--- START Data for processing ---
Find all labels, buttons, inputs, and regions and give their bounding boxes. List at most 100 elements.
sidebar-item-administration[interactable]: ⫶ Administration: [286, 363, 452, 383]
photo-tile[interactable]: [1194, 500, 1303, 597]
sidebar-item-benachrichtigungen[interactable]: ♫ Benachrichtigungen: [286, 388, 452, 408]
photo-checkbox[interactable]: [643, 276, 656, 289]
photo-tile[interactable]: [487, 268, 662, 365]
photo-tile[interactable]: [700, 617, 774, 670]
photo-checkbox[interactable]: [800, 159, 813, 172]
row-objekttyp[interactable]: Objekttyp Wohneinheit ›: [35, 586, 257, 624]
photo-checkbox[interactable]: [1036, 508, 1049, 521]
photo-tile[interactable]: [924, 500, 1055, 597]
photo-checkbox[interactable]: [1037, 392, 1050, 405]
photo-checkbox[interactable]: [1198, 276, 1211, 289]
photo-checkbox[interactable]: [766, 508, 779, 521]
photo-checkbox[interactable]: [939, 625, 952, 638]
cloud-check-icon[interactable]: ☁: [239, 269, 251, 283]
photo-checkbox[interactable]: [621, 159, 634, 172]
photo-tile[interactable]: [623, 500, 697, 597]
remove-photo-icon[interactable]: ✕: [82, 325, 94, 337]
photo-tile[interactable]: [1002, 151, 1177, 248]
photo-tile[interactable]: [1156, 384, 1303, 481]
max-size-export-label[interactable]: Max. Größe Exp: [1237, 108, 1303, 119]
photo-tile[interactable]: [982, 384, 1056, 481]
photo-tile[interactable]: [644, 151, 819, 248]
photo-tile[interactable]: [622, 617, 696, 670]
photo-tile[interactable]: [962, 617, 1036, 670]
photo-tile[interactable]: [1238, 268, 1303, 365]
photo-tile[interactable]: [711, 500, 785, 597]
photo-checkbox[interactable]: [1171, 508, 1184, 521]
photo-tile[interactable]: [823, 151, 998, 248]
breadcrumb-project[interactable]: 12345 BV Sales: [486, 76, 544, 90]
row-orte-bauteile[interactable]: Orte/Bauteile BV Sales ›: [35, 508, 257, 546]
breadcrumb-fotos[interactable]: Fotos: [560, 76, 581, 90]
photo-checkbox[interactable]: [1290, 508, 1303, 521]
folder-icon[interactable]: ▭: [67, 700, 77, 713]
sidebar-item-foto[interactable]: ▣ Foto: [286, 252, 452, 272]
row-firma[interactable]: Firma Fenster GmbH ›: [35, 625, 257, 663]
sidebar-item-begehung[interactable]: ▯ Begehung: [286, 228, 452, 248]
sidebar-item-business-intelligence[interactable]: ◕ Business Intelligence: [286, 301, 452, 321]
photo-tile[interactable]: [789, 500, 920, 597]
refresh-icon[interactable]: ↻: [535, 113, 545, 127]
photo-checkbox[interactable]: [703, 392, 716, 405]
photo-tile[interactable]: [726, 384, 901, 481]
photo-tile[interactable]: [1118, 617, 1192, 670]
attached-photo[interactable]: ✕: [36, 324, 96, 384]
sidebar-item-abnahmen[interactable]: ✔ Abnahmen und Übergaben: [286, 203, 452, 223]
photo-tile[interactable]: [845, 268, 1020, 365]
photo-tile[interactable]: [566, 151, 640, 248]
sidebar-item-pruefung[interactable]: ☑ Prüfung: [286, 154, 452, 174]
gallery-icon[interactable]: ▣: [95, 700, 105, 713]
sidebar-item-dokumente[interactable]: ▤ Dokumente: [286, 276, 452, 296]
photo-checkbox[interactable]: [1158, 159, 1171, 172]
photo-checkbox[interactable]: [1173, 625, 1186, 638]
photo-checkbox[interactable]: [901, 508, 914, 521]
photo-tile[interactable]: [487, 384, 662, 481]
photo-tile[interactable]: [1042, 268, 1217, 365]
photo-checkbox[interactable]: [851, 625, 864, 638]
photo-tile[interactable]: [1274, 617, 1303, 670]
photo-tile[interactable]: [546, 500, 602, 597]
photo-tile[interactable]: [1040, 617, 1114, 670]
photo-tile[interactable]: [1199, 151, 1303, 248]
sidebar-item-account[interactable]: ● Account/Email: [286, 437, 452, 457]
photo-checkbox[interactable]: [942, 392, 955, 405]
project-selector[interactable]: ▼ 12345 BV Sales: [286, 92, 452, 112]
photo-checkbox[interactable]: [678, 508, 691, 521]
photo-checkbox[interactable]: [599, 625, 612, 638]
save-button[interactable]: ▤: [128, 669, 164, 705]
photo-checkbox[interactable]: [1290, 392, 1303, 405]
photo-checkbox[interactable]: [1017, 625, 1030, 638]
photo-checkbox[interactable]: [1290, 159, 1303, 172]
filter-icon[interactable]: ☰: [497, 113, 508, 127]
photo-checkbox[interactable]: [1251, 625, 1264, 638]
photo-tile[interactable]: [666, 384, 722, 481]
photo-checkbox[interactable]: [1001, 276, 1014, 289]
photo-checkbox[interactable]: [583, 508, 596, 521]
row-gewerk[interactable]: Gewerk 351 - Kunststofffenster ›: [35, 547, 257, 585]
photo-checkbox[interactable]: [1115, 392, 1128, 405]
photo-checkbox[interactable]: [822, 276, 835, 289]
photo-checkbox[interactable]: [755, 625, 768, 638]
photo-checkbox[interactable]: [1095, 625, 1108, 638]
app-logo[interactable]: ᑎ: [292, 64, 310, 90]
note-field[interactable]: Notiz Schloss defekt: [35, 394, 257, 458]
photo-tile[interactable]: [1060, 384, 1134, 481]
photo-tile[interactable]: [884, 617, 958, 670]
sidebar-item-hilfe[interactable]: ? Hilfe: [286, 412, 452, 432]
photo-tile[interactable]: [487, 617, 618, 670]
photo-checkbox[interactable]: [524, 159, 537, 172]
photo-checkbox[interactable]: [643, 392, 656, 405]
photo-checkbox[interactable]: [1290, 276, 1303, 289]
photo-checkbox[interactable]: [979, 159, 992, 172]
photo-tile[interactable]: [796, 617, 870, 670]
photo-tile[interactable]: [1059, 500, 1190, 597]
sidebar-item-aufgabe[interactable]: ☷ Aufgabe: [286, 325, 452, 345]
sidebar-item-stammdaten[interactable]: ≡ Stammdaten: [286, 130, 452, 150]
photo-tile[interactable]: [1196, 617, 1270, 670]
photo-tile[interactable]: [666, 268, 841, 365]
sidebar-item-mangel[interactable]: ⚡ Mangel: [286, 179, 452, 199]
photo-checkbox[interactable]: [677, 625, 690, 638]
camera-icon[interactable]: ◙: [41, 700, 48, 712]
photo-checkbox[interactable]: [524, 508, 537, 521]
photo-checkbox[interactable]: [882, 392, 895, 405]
--- END Data for processing ---
-- Aim of the task --
Please update the entries above by changing every "sidebar-item" to "nav-item" and keeping everything else the same.

-- Written solution --
Find all labels, buttons, inputs, and regions and give their bounding boxes. List at most 100 elements.
nav-item-administration[interactable]: ⫶ Administration: [286, 363, 452, 383]
photo-tile[interactable]: [1194, 500, 1303, 597]
nav-item-benachrichtigungen[interactable]: ♫ Benachrichtigungen: [286, 388, 452, 408]
photo-checkbox[interactable]: [643, 276, 656, 289]
photo-tile[interactable]: [487, 268, 662, 365]
photo-tile[interactable]: [700, 617, 774, 670]
photo-checkbox[interactable]: [800, 159, 813, 172]
row-objekttyp[interactable]: Objekttyp Wohneinheit ›: [35, 586, 257, 624]
photo-checkbox[interactable]: [1036, 508, 1049, 521]
photo-tile[interactable]: [924, 500, 1055, 597]
photo-checkbox[interactable]: [1037, 392, 1050, 405]
photo-checkbox[interactable]: [1198, 276, 1211, 289]
photo-checkbox[interactable]: [766, 508, 779, 521]
photo-checkbox[interactable]: [939, 625, 952, 638]
cloud-check-icon[interactable]: ☁: [239, 269, 251, 283]
photo-checkbox[interactable]: [621, 159, 634, 172]
photo-tile[interactable]: [623, 500, 697, 597]
remove-photo-icon[interactable]: ✕: [82, 325, 94, 337]
photo-tile[interactable]: [1002, 151, 1177, 248]
photo-tile[interactable]: [1156, 384, 1303, 481]
max-size-export-label[interactable]: Max. Größe Exp: [1237, 108, 1303, 119]
photo-tile[interactable]: [982, 384, 1056, 481]
photo-tile[interactable]: [644, 151, 819, 248]
photo-tile[interactable]: [622, 617, 696, 670]
photo-tile[interactable]: [962, 617, 1036, 670]
photo-tile[interactable]: [1238, 268, 1303, 365]
photo-tile[interactable]: [711, 500, 785, 597]
photo-checkbox[interactable]: [1171, 508, 1184, 521]
photo-tile[interactable]: [823, 151, 998, 248]
breadcrumb-project[interactable]: 12345 BV Sales: [486, 76, 544, 90]
row-orte-bauteile[interactable]: Orte/Bauteile BV Sales ›: [35, 508, 257, 546]
breadcrumb-fotos[interactable]: Fotos: [560, 76, 581, 90]
photo-checkbox[interactable]: [1290, 508, 1303, 521]
folder-icon[interactable]: ▭: [67, 700, 77, 713]
nav-item-foto[interactable]: ▣ Foto: [286, 252, 452, 272]
row-firma[interactable]: Firma Fenster GmbH ›: [35, 625, 257, 663]
nav-item-begehung[interactable]: ▯ Begehung: [286, 228, 452, 248]
nav-item-business-intelligence[interactable]: ◕ Business Intelligence: [286, 301, 452, 321]
photo-tile[interactable]: [789, 500, 920, 597]
refresh-icon[interactable]: ↻: [535, 113, 545, 127]
photo-checkbox[interactable]: [703, 392, 716, 405]
photo-tile[interactable]: [726, 384, 901, 481]
photo-tile[interactable]: [1118, 617, 1192, 670]
attached-photo[interactable]: ✕: [36, 324, 96, 384]
nav-item-abnahmen[interactable]: ✔ Abnahmen und Übergaben: [286, 203, 452, 223]
photo-tile[interactable]: [845, 268, 1020, 365]
photo-tile[interactable]: [566, 151, 640, 248]
nav-item-pruefung[interactable]: ☑ Prüfung: [286, 154, 452, 174]
gallery-icon[interactable]: ▣: [95, 700, 105, 713]
nav-item-dokumente[interactable]: ▤ Dokumente: [286, 276, 452, 296]
photo-checkbox[interactable]: [1158, 159, 1171, 172]
photo-checkbox[interactable]: [1173, 625, 1186, 638]
photo-checkbox[interactable]: [901, 508, 914, 521]
photo-tile[interactable]: [487, 384, 662, 481]
photo-tile[interactable]: [1042, 268, 1217, 365]
photo-checkbox[interactable]: [851, 625, 864, 638]
photo-tile[interactable]: [1274, 617, 1303, 670]
photo-tile[interactable]: [546, 500, 602, 597]
photo-tile[interactable]: [1040, 617, 1114, 670]
photo-tile[interactable]: [1199, 151, 1303, 248]
nav-item-account[interactable]: ● Account/Email: [286, 437, 452, 457]
photo-checkbox[interactable]: [942, 392, 955, 405]
project-selector[interactable]: ▼ 12345 BV Sales: [286, 92, 452, 112]
photo-checkbox[interactable]: [678, 508, 691, 521]
photo-checkbox[interactable]: [599, 625, 612, 638]
save-button[interactable]: ▤: [128, 669, 164, 705]
photo-checkbox[interactable]: [1290, 392, 1303, 405]
photo-checkbox[interactable]: [1017, 625, 1030, 638]
photo-checkbox[interactable]: [1290, 159, 1303, 172]
filter-icon[interactable]: ☰: [497, 113, 508, 127]
photo-checkbox[interactable]: [1251, 625, 1264, 638]
photo-tile[interactable]: [666, 384, 722, 481]
photo-checkbox[interactable]: [1001, 276, 1014, 289]
photo-checkbox[interactable]: [583, 508, 596, 521]
row-gewerk[interactable]: Gewerk 351 - Kunststofffenster ›: [35, 547, 257, 585]
photo-checkbox[interactable]: [1115, 392, 1128, 405]
photo-checkbox[interactable]: [822, 276, 835, 289]
photo-checkbox[interactable]: [755, 625, 768, 638]
photo-checkbox[interactable]: [1095, 625, 1108, 638]
app-logo[interactable]: ᑎ: [292, 64, 310, 90]
note-field[interactable]: Notiz Schloss defekt: [35, 394, 257, 458]
photo-tile[interactable]: [1060, 384, 1134, 481]
photo-tile[interactable]: [884, 617, 958, 670]
nav-item-hilfe[interactable]: ? Hilfe: [286, 412, 452, 432]
photo-tile[interactable]: [487, 617, 618, 670]
photo-checkbox[interactable]: [524, 159, 537, 172]
photo-checkbox[interactable]: [643, 392, 656, 405]
photo-checkbox[interactable]: [1290, 276, 1303, 289]
photo-checkbox[interactable]: [979, 159, 992, 172]
photo-tile[interactable]: [796, 617, 870, 670]
photo-tile[interactable]: [1059, 500, 1190, 597]
nav-item-aufgabe[interactable]: ☷ Aufgabe: [286, 325, 452, 345]
nav-item-stammdaten[interactable]: ≡ Stammdaten: [286, 130, 452, 150]
photo-tile[interactable]: [1196, 617, 1270, 670]
photo-tile[interactable]: [666, 268, 841, 365]
nav-item-mangel[interactable]: ⚡ Mangel: [286, 179, 452, 199]
photo-checkbox[interactable]: [677, 625, 690, 638]
camera-icon[interactable]: ◙: [41, 700, 48, 712]
photo-checkbox[interactable]: [524, 508, 537, 521]
photo-checkbox[interactable]: [882, 392, 895, 405]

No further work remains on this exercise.